*The problem:* Reproduce the listing exactly and skip over any pictures.
-- start --
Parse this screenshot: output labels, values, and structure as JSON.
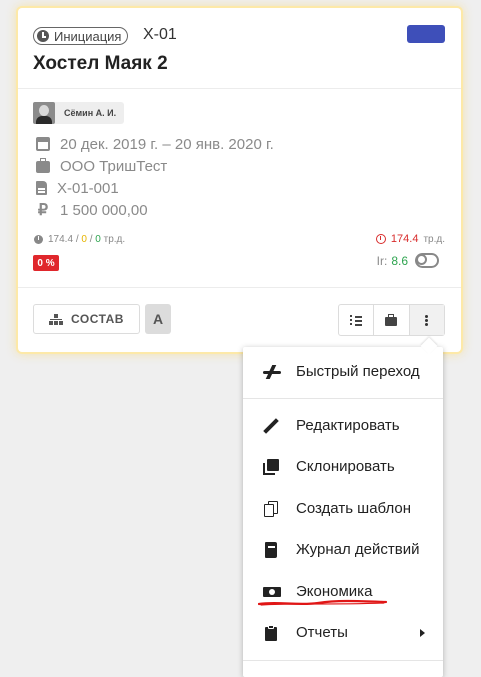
{
  "card": {
    "stage_label": "Инициация",
    "code": "Х-01",
    "title": "Хостел Маяк 2",
    "color_tag": "#3e4fb9",
    "user_name": "Сёмин А. И.",
    "dates": "20 дек. 2019 г. – 20 янв. 2020 г.",
    "company": "ООО ТришТест",
    "doc_number": "Х-01-001",
    "currency_symbol": "₽",
    "amount": "1 500 000,00",
    "stats_left": {
      "total": "174.4",
      "slash1": "/",
      "yellow": "0",
      "slash2": "/",
      "green": "0",
      "unit": "тр.д."
    },
    "stats_right": {
      "value": "174.4",
      "unit": "тр.д."
    },
    "percent_badge": "0 %",
    "ir_label": "Ir:",
    "ir_value": "8.6",
    "composition_button": "СОСТАВ",
    "letter_button": "А"
  },
  "menu": {
    "items": [
      {
        "label": "Быстрый переход",
        "icon": "airplane-icon"
      },
      {
        "label": "Редактировать",
        "icon": "pencil-icon"
      },
      {
        "label": "Склонировать",
        "icon": "clone-icon"
      },
      {
        "label": "Создать шаблон",
        "icon": "copy-icon"
      },
      {
        "label": "Журнал действий",
        "icon": "book-icon"
      },
      {
        "label": "Экономика",
        "icon": "money-icon"
      },
      {
        "label": "Отчеты",
        "icon": "clipboard-icon"
      }
    ]
  },
  "colors": {
    "accent_blue": "#3e4fb9",
    "danger_red": "#e0272c",
    "ok_green": "#2ea44f",
    "warn_yellow": "#e6b400",
    "card_glow": "#fde9a8"
  }
}
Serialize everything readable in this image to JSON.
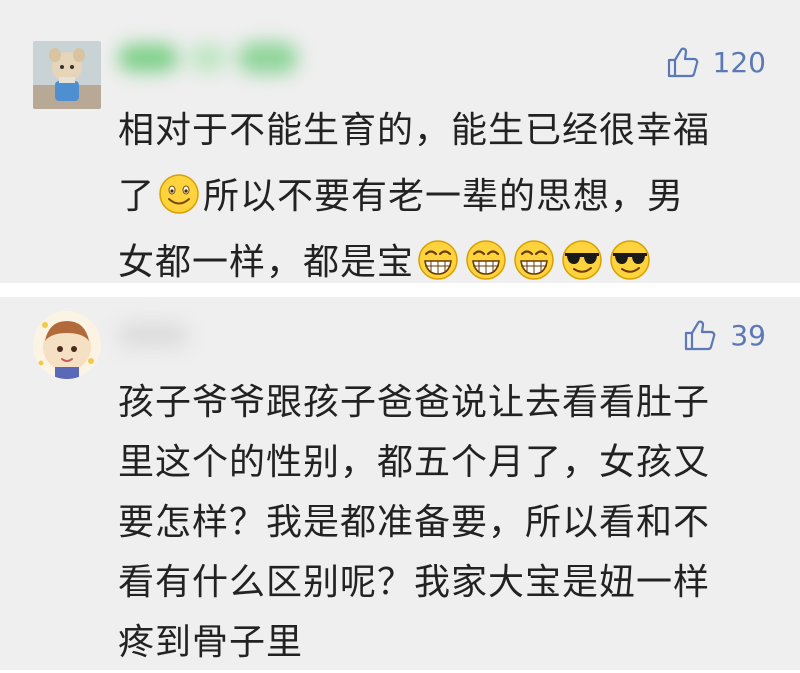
{
  "comments": [
    {
      "likes": "120",
      "text_lines": [
        "相对于不能生育的，能生已经很幸福",
        "所以不要有老一辈的思想，男",
        "女都一样，都是宝"
      ],
      "line2_prefix": "了",
      "emojis_line2": [
        "smile-emoji"
      ],
      "emojis_line3": [
        "grin-emoji",
        "grin-emoji",
        "grin-emoji",
        "cool-emoji",
        "cool-emoji"
      ]
    },
    {
      "likes": "39",
      "text_lines": [
        "孩子爷爷跟孩子爸爸说让去看看肚子",
        "里这个的性别，都五个月了，女孩又",
        "要怎样？我是都准备要，所以看和不",
        "看有什么区别呢？我家大宝是妞一样",
        "疼到骨子里"
      ]
    }
  ],
  "icons": {
    "like": "thumbs-up-icon"
  },
  "colors": {
    "background": "#efefef",
    "like_color": "#5b79b6",
    "text": "#222222"
  }
}
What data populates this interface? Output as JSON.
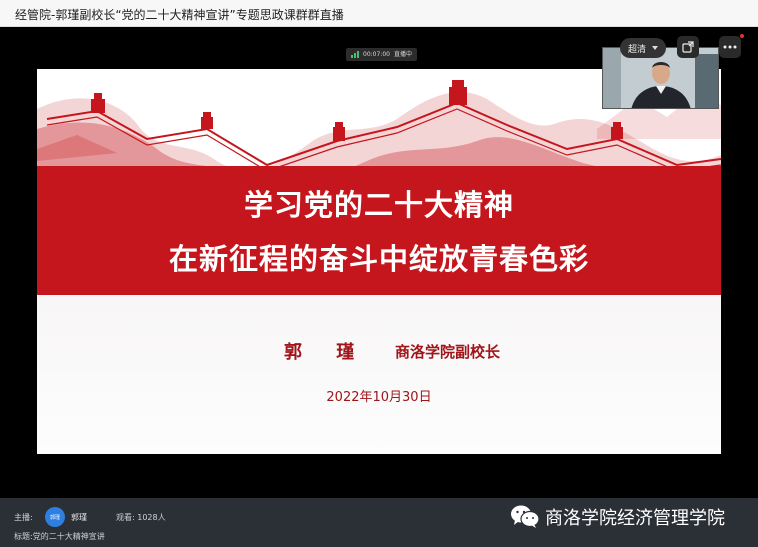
{
  "window": {
    "title": "经管院-郭瑾副校长“党的二十大精神宣讲”专题思政课群群直播"
  },
  "live_status": {
    "time": "00:07:00",
    "state": "直播中"
  },
  "controls": {
    "quality_label": "超清",
    "pip_icon": "picture-in-picture-icon",
    "more_icon": "more-icon"
  },
  "slide": {
    "title_line1": "学习党的二十大精神",
    "title_line2": "在新征程的奋斗中绽放青春色彩",
    "speaker": "郭 瑾",
    "speaker_role": "商洛学院副校长",
    "date": "2022年10月30日",
    "colors": {
      "banner": "#c4161c",
      "text": "#a0151a"
    }
  },
  "footer": {
    "host_label": "主播:",
    "host_avatar_text": "郭瑾",
    "host_name": "郭瑾",
    "viewers_label": "观看:",
    "viewers_count": "1028人",
    "subject_label": "标题:",
    "subject": "党的二十大精神宣讲",
    "watermark": "商洛学院经济管理学院"
  }
}
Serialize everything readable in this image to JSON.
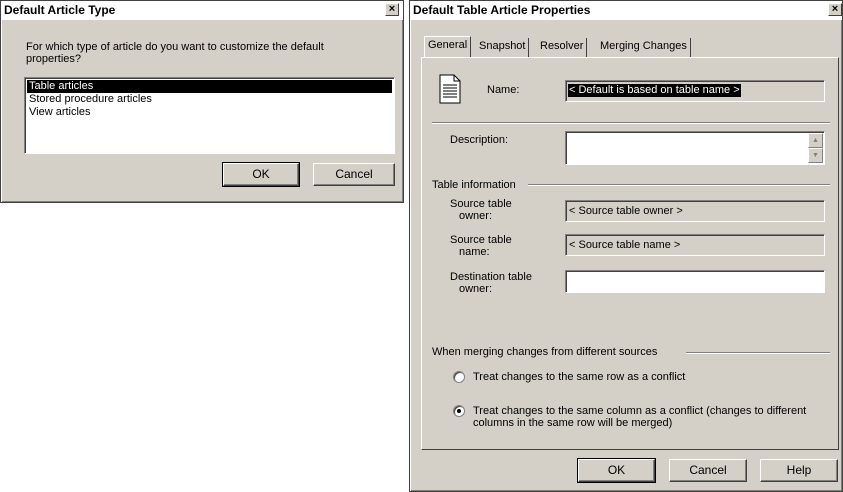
{
  "dialog1": {
    "title": "Default Article Type",
    "close": "×",
    "prompt": "For which type of article do you want to customize the default properties?",
    "list_items": [
      "Table articles",
      "Stored procedure articles",
      "View articles"
    ],
    "selected_index": 0,
    "ok_label": "OK",
    "cancel_label": "Cancel"
  },
  "dialog2": {
    "title": "Default Table Article Properties",
    "close": "×",
    "tabs": [
      "General",
      "Snapshot",
      "Resolver",
      "Merging Changes"
    ],
    "active_tab": "General",
    "name_label": "Name:",
    "name_value": "< Default is based on table name >",
    "description_label": "Description:",
    "description_value": "",
    "table_info_heading": "Table information",
    "source_owner_label": [
      "Source table",
      "owner:"
    ],
    "source_owner_value": "< Source table owner >",
    "source_name_label": [
      "Source table",
      "name:"
    ],
    "source_name_value": "< Source table name >",
    "dest_owner_label": [
      "Destination table",
      "owner:"
    ],
    "dest_owner_value": "",
    "merge_heading": "When merging changes from different sources",
    "radio_row": "Treat changes to the same row as a conflict",
    "radio_col_1": "Treat changes to the same column as a conflict (changes to different",
    "radio_col_2": "columns in the same row will be merged)",
    "selected_radio": "column",
    "ok_label": "OK",
    "cancel_label": "Cancel",
    "help_label": "Help"
  }
}
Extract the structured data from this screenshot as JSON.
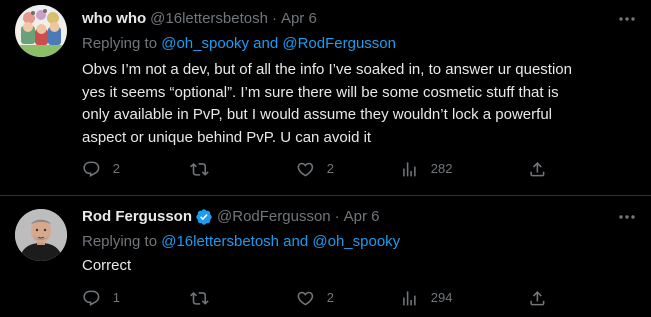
{
  "tweets": [
    {
      "author_name": "who who",
      "handle": "@16lettersbetosh",
      "separator": "·",
      "date": "Apr 6",
      "reply_prefix": "Replying to ",
      "reply_mention_1": "@oh_spooky",
      "reply_and": " and ",
      "reply_mention_2": "@RodFergusson",
      "text": "Obvs I’m not a dev, but of all the info I’ve soaked in, to answer ur question\nyes it seems “optional”. I’m sure there will be some cosmetic stuff that is\nonly available in PvP, but I would assume they wouldn’t lock a powerful\naspect or unique behind PvP. U can avoid it",
      "reply_count": "2",
      "retweet_count": "",
      "like_count": "2",
      "view_count": "282",
      "verified": false
    },
    {
      "author_name": "Rod Fergusson",
      "handle": "@RodFergusson",
      "separator": "·",
      "date": "Apr 6",
      "reply_prefix": "Replying to ",
      "reply_mention_1": "@16lettersbetosh",
      "reply_and": " and ",
      "reply_mention_2": "@oh_spooky",
      "text": "Correct",
      "reply_count": "1",
      "retweet_count": "",
      "like_count": "2",
      "view_count": "294",
      "verified": true
    }
  ],
  "colors": {
    "background": "#000000",
    "primary_text": "#e7e9ea",
    "secondary_text": "#71767b",
    "link": "#1d9bf0",
    "divider": "#2f3336"
  },
  "icons": {
    "reply": "reply-icon",
    "retweet": "retweet-icon",
    "like": "like-icon",
    "views": "views-icon",
    "share": "share-icon",
    "more": "more-icon",
    "verified": "verified-badge-icon"
  }
}
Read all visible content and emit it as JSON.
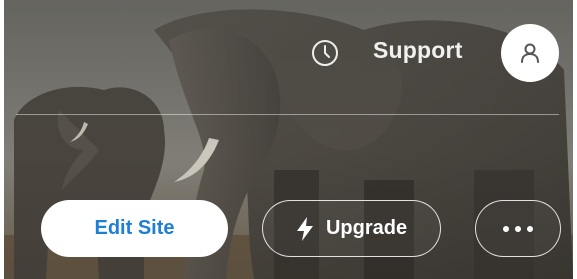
{
  "header": {
    "history_icon": "history-icon",
    "support_label": "Support",
    "account_icon": "user-icon"
  },
  "actions": {
    "edit_label": "Edit Site",
    "upgrade_label": "Upgrade",
    "upgrade_icon": "bolt-icon",
    "more_icon": "more-dots-icon"
  },
  "colors": {
    "edit_text": "#1e7fd6",
    "button_outline": "#ffffff",
    "avatar_bg": "#ffffff"
  }
}
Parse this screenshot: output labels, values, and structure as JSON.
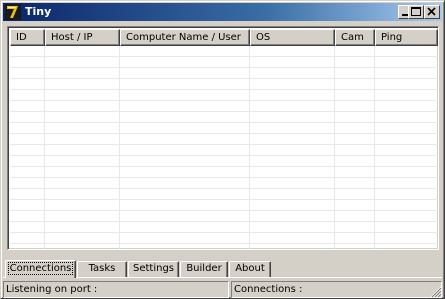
{
  "window": {
    "title": "Tiny",
    "icon": "tiny-app-icon",
    "controls": {
      "minimize": "minimize-icon",
      "maximize": "maximize-icon",
      "close": "close-icon"
    }
  },
  "listview": {
    "columns": [
      "ID",
      "Host / IP",
      "Computer Name / User",
      "OS",
      "Cam",
      "Ping"
    ],
    "rows": []
  },
  "tabs": [
    {
      "label": "Connections",
      "active": true
    },
    {
      "label": "Tasks",
      "active": false
    },
    {
      "label": "Settings",
      "active": false
    },
    {
      "label": "Builder",
      "active": false
    },
    {
      "label": "About",
      "active": false
    }
  ],
  "statusbar": {
    "listening": "Listening on port :",
    "connections": "Connections :"
  },
  "colors": {
    "titlebar_start": "#0a246a",
    "titlebar_end": "#a6caf0",
    "face": "#d4d0c8"
  }
}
-- end --
*Output for this task:*
Parse this screenshot: output labels, values, and structure as JSON.
{
  "card": {
    "stage_label": "Инициация",
    "code": "Х-01",
    "title": "Хостел Маяк 2",
    "color_tag": "#3e4fb9",
    "user_name": "Сёмин А. И.",
    "dates": "20 дек. 2019 г. – 20 янв. 2020 г.",
    "company": "ООО ТришТест",
    "doc_number": "Х-01-001",
    "currency_symbol": "₽",
    "amount": "1 500 000,00",
    "stats_left": {
      "total": "174.4",
      "slash1": "/",
      "yellow": "0",
      "slash2": "/",
      "green": "0",
      "unit": "тр.д."
    },
    "stats_right": {
      "value": "174.4",
      "unit": "тр.д."
    },
    "percent_badge": "0 %",
    "ir_label": "Ir:",
    "ir_value": "8.6",
    "composition_button": "СОСТАВ",
    "letter_button": "А"
  },
  "menu": {
    "items": [
      {
        "label": "Быстрый переход",
        "icon": "airplane-icon"
      },
      {
        "label": "Редактировать",
        "icon": "pencil-icon"
      },
      {
        "label": "Склонировать",
        "icon": "clone-icon"
      },
      {
        "label": "Создать шаблон",
        "icon": "copy-icon"
      },
      {
        "label": "Журнал действий",
        "icon": "book-icon"
      },
      {
        "label": "Экономика",
        "icon": "money-icon"
      },
      {
        "label": "Отчеты",
        "icon": "clipboard-icon"
      }
    ]
  },
  "colors": {
    "accent_blue": "#3e4fb9",
    "danger_red": "#e0272c",
    "ok_green": "#2ea44f",
    "warn_yellow": "#e6b400",
    "card_glow": "#fde9a8"
  }
}
Serialize everything readable in this image to JSON.
{
  "comments": [
    {
      "likes": "120",
      "text_lines": [
        "相对于不能生育的，能生已经很幸福",
        "所以不要有老一辈的思想，男",
        "女都一样，都是宝"
      ],
      "line2_prefix": "了",
      "emojis_line2": [
        "smile-emoji"
      ],
      "emojis_line3": [
        "grin-emoji",
        "grin-emoji",
        "grin-emoji",
        "cool-emoji",
        "cool-emoji"
      ]
    },
    {
      "likes": "39",
      "text_lines": [
        "孩子爷爷跟孩子爸爸说让去看看肚子",
        "里这个的性别，都五个月了，女孩又",
        "要怎样？我是都准备要，所以看和不",
        "看有什么区别呢？我家大宝是妞一样",
        "疼到骨子里"
      ]
    }
  ],
  "icons": {
    "like": "thumbs-up-icon"
  },
  "colors": {
    "background": "#efefef",
    "like_color": "#5b79b6",
    "text": "#222222"
  }
}
What data populates this interface? Output as JSON.
{
  "window": {
    "title": "经管院-郭瑾副校长“党的二十大精神宣讲”专题思政课群群直播"
  },
  "live_status": {
    "time": "00:07:00",
    "state": "直播中"
  },
  "controls": {
    "quality_label": "超清",
    "pip_icon": "picture-in-picture-icon",
    "more_icon": "more-icon"
  },
  "slide": {
    "title_line1": "学习党的二十大精神",
    "title_line2": "在新征程的奋斗中绽放青春色彩",
    "speaker": "郭 瑾",
    "speaker_role": "商洛学院副校长",
    "date": "2022年10月30日",
    "colors": {
      "banner": "#c4161c",
      "text": "#a0151a"
    }
  },
  "footer": {
    "host_label": "主播:",
    "host_avatar_text": "郭瑾",
    "host_name": "郭瑾",
    "viewers_label": "观看:",
    "viewers_count": "1028人",
    "subject_label": "标题:",
    "subject": "党的二十大精神宣讲",
    "watermark": "商洛学院经济管理学院"
  }
}
Serialize everything readable in this image to JSON.
{
  "dialog1": {
    "title": "Default Article Type",
    "close": "×",
    "prompt": "For which type of article do you want to customize the default properties?",
    "list_items": [
      "Table articles",
      "Stored procedure articles",
      "View articles"
    ],
    "selected_index": 0,
    "ok_label": "OK",
    "cancel_label": "Cancel"
  },
  "dialog2": {
    "title": "Default Table Article Properties",
    "close": "×",
    "tabs": [
      "General",
      "Snapshot",
      "Resolver",
      "Merging Changes"
    ],
    "active_tab": "General",
    "name_label": "Name:",
    "name_value": "< Default is based on table name >",
    "description_label": "Description:",
    "description_value": "",
    "table_info_heading": "Table information",
    "source_owner_label": [
      "Source table",
      "owner:"
    ],
    "source_owner_value": "< Source table owner >",
    "source_name_label": [
      "Source table",
      "name:"
    ],
    "source_name_value": "< Source table name >",
    "dest_owner_label": [
      "Destination table",
      "owner:"
    ],
    "dest_owner_value": "",
    "merge_heading": "When merging changes from different sources",
    "radio_row": "Treat changes to the same row as a conflict",
    "radio_col_1": "Treat changes to the same column as a conflict (changes to different",
    "radio_col_2": "columns in the same row will be merged)",
    "selected_radio": "column",
    "ok_label": "OK",
    "cancel_label": "Cancel",
    "help_label": "Help"
  }
}
Extract the structured data from this screenshot as JSON.
{
  "tweets": [
    {
      "author_name": "who who",
      "handle": "@16lettersbetosh",
      "separator": "·",
      "date": "Apr 6",
      "reply_prefix": "Replying to ",
      "reply_mention_1": "@oh_spooky",
      "reply_and": " and ",
      "reply_mention_2": "@RodFergusson",
      "text": "Obvs I’m not a dev, but of all the info I’ve soaked in, to answer ur question\nyes it seems “optional”. I’m sure there will be some cosmetic stuff that is\nonly available in PvP, but I would assume they wouldn’t lock a powerful\naspect or unique behind PvP. U can avoid it",
      "reply_count": "2",
      "retweet_count": "",
      "like_count": "2",
      "view_count": "282",
      "verified": false
    },
    {
      "author_name": "Rod Fergusson",
      "handle": "@RodFergusson",
      "separator": "·",
      "date": "Apr 6",
      "reply_prefix": "Replying to ",
      "reply_mention_1": "@16lettersbetosh",
      "reply_and": " and ",
      "reply_mention_2": "@oh_spooky",
      "text": "Correct",
      "reply_count": "1",
      "retweet_count": "",
      "like_count": "2",
      "view_count": "294",
      "verified": true
    }
  ],
  "colors": {
    "background": "#000000",
    "primary_text": "#e7e9ea",
    "secondary_text": "#71767b",
    "link": "#1d9bf0",
    "divider": "#2f3336"
  },
  "icons": {
    "reply": "reply-icon",
    "retweet": "retweet-icon",
    "like": "like-icon",
    "views": "views-icon",
    "share": "share-icon",
    "more": "more-icon",
    "verified": "verified-badge-icon"
  }
}
Read all visible content and emit it as JSON.
{
  "header": {
    "history_icon": "history-icon",
    "support_label": "Support",
    "account_icon": "user-icon"
  },
  "actions": {
    "edit_label": "Edit Site",
    "upgrade_label": "Upgrade",
    "upgrade_icon": "bolt-icon",
    "more_icon": "more-dots-icon"
  },
  "colors": {
    "edit_text": "#1e7fd6",
    "button_outline": "#ffffff",
    "avatar_bg": "#ffffff"
  }
}
Parse this screenshot: output labels, values, and structure as JSON.
{
  "window": {
    "title": "Tiny",
    "icon": "tiny-app-icon",
    "controls": {
      "minimize": "minimize-icon",
      "maximize": "maximize-icon",
      "close": "close-icon"
    }
  },
  "listview": {
    "columns": [
      "ID",
      "Host / IP",
      "Computer Name / User",
      "OS",
      "Cam",
      "Ping"
    ],
    "rows": []
  },
  "tabs": [
    {
      "label": "Connections",
      "active": true
    },
    {
      "label": "Tasks",
      "active": false
    },
    {
      "label": "Settings",
      "active": false
    },
    {
      "label": "Builder",
      "active": false
    },
    {
      "label": "About",
      "active": false
    }
  ],
  "statusbar": {
    "listening": "Listening on port :",
    "connections": "Connections :"
  },
  "colors": {
    "titlebar_start": "#0a246a",
    "titlebar_end": "#a6caf0",
    "face": "#d4d0c8"
  }
}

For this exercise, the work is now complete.